» Given instruction
Give the count of lines containing the string "this", with no other output.

» Listing
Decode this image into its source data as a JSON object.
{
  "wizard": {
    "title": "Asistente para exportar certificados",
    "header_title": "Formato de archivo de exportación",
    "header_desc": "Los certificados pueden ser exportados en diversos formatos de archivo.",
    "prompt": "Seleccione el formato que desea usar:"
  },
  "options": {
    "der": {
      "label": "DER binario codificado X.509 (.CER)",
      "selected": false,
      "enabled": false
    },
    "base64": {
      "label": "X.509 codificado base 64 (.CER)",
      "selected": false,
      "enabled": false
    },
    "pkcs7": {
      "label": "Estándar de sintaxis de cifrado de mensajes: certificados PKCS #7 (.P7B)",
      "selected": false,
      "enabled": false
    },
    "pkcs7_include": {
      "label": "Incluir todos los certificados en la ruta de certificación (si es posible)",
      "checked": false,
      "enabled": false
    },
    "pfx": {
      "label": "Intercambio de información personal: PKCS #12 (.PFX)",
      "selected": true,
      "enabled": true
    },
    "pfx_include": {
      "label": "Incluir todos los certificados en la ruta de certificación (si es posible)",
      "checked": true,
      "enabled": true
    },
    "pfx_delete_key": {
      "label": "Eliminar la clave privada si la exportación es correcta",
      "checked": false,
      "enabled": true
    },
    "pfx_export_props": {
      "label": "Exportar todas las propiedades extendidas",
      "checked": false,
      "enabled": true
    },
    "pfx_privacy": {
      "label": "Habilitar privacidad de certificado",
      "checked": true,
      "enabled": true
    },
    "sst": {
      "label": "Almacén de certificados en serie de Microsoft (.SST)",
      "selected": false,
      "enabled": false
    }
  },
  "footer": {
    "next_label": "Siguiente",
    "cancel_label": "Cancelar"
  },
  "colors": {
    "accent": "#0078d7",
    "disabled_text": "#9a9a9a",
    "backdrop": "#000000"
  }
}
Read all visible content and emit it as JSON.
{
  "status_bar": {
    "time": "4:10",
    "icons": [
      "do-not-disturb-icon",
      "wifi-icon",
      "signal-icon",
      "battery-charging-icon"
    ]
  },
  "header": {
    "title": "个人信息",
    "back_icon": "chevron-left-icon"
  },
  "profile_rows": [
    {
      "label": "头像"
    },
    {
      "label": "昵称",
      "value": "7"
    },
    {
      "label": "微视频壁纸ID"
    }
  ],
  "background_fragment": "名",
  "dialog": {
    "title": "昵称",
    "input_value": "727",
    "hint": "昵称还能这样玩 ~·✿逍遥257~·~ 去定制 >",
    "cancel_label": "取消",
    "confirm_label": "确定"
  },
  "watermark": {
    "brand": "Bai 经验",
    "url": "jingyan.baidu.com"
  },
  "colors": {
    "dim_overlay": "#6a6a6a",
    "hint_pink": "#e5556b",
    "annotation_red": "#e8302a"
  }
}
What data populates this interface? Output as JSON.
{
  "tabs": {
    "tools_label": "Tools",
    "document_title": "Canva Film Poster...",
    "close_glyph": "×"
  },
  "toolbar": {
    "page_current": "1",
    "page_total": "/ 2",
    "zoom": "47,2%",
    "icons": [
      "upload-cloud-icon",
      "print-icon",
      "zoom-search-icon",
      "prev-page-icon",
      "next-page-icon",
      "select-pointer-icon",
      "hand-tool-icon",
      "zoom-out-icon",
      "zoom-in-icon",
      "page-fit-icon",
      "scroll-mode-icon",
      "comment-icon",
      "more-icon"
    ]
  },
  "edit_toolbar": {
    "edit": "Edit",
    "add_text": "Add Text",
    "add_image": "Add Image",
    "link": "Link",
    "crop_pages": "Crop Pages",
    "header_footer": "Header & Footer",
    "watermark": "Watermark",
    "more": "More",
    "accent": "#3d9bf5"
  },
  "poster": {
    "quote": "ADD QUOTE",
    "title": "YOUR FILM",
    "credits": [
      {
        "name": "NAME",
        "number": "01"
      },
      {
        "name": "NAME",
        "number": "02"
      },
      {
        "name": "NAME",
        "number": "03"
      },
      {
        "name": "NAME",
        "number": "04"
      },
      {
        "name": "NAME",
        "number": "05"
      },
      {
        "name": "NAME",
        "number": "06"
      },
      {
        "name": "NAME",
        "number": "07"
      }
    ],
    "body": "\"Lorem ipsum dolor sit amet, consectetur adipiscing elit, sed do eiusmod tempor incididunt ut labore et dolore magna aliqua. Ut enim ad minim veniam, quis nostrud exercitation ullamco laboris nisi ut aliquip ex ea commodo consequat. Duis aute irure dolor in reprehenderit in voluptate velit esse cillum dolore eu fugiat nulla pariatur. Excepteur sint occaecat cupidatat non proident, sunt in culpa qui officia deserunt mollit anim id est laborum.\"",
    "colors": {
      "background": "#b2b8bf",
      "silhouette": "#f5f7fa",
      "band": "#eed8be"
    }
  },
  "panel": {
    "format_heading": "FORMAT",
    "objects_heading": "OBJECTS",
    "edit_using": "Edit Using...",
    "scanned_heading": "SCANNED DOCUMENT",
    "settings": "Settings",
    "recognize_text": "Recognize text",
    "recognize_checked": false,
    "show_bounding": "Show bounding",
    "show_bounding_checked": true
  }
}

» Task output
2